◆ **ACTIVITY**
In the post about the plotting setup below, why did the writer have to start a new plot every hour for six hours? Answer in one to three sentences.

◆ **TEXT SECTION**
####################
And again I broke my word and didn't publish a new article yesterday. This time, however, not without a reason and you will also find out why. This will also be the last part of this story.
After my recent successes, I was both desperate and angry at myself. I had blindly relied on guides on the Internet and threw money out the window. Now, however, I'm an ambitious person by heart and still have a thing for destiny. So giving up was not an option.
After a lot of tests, really a lot, I realized. Either I bought the worst NVME hard drive on the planet or it is simply defective. I can't say for sure what is true, this hard drive definitely went down. It was a Crucial P2 CT2000P2SSD8 with 2TB.
In my tests it turned out that my old Crucial MX500 SSD is simply faster than the NVME. Good job!
I now own a Sabrent Rocket Q with 2TB and it does exactly what it's supposed to do. Now I've found the perfect settings for myself.
The CPU runs on all 6 cores with 3.9 GHZ and it is absolutely stable. I have a total of 6 plots running (5 on the new Sabrent, 1 on the old MX500) with the following settings
4 threads, 4.6 GiB working memory and with activated bitfield plotting.
I started these with a one-hour break. Since the Windows GUI does not support time-shifted starting, I had to start a new plot for a total of 6 hours, but with several repetitions. So I don't have to worry about anything anymore and the PC just plots.
####################
◆ **INFORMATION**

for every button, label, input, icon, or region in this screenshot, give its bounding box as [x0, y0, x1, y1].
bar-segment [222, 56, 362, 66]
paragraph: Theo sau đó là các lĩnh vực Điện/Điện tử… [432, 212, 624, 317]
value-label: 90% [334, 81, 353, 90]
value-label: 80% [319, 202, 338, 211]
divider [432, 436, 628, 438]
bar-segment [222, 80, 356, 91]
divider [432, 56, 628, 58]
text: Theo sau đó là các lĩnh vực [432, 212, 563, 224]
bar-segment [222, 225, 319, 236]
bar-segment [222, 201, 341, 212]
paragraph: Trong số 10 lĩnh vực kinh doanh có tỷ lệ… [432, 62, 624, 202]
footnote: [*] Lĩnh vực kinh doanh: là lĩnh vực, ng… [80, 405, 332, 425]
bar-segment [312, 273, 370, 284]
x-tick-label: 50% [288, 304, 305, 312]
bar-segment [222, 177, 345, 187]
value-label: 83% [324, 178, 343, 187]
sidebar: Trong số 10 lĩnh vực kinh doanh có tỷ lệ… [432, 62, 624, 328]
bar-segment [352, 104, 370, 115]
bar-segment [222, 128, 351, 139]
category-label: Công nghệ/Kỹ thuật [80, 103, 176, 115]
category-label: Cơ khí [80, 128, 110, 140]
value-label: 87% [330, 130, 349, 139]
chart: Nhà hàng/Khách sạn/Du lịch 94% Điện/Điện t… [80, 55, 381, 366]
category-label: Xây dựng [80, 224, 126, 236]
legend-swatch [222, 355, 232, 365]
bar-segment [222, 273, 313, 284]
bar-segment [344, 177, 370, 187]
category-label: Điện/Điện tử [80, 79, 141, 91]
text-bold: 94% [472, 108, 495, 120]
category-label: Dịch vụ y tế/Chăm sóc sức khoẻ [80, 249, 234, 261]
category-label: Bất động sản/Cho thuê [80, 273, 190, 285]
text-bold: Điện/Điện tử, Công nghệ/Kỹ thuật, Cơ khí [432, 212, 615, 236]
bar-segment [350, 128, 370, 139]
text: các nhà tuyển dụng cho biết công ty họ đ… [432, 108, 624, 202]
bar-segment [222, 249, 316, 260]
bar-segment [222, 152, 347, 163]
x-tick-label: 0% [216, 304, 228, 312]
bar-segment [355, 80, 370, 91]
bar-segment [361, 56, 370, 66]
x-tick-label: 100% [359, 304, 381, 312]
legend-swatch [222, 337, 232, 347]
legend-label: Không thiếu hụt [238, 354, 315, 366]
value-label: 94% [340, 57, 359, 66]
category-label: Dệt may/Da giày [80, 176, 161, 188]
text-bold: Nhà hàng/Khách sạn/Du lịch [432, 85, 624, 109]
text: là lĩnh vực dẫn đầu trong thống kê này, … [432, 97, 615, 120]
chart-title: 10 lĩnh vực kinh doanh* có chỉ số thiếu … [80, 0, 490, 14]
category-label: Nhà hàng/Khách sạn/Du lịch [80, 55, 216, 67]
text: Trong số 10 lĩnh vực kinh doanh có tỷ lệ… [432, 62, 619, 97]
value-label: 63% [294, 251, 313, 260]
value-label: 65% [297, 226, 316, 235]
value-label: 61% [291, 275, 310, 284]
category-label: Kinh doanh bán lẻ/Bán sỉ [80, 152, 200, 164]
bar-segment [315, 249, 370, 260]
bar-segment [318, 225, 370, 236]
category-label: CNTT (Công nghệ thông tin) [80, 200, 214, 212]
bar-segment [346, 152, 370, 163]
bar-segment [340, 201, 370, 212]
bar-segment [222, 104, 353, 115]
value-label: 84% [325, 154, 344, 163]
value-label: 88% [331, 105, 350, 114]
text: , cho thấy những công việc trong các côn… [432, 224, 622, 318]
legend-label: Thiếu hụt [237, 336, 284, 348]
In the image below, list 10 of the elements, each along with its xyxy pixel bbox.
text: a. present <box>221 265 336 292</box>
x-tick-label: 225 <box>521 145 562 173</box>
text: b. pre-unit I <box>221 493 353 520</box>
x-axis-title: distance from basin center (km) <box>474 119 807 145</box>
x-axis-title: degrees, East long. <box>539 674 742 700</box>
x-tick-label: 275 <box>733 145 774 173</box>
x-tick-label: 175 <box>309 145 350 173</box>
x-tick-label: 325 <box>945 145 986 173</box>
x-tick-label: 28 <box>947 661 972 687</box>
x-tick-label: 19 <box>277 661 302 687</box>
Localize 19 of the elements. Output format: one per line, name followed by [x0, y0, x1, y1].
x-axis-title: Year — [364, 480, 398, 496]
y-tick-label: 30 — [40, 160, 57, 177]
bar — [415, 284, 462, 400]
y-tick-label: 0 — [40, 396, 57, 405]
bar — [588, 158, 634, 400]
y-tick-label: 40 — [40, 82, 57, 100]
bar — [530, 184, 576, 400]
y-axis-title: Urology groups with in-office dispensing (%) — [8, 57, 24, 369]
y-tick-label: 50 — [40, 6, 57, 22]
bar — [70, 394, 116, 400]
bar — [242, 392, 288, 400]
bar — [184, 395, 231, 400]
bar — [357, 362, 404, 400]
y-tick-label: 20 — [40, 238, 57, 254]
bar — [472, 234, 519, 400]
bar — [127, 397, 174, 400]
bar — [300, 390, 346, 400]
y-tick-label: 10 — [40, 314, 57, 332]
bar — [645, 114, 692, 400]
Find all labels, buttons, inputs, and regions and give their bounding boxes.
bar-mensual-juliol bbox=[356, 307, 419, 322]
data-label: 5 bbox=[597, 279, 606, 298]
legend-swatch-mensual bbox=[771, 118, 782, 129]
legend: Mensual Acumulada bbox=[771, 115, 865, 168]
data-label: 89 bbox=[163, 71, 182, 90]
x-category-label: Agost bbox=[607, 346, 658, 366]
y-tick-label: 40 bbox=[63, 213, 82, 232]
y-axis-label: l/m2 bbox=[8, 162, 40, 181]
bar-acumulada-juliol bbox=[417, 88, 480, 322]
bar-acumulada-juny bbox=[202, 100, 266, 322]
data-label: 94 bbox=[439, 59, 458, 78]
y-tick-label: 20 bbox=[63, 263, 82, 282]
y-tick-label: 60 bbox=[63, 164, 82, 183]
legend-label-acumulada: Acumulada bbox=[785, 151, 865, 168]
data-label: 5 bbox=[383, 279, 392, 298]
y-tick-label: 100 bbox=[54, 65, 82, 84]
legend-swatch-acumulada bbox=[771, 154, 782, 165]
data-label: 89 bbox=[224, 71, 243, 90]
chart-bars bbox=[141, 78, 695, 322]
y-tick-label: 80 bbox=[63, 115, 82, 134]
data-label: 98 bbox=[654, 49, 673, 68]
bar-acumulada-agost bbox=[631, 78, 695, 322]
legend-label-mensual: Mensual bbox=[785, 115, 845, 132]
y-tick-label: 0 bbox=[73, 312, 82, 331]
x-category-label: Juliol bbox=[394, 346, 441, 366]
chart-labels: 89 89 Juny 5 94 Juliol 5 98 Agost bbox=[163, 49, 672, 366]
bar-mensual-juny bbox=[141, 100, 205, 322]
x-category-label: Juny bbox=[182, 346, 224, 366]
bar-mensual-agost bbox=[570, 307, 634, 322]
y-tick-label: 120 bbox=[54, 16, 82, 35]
####################
◆ **SOLUTION FOR THIS TASK**
The Windows GUI does not support time-shifted starting. So the writer started each plot by hand with a one-hour break between them, for a total of 6 hours, and set them to run with several repetitions.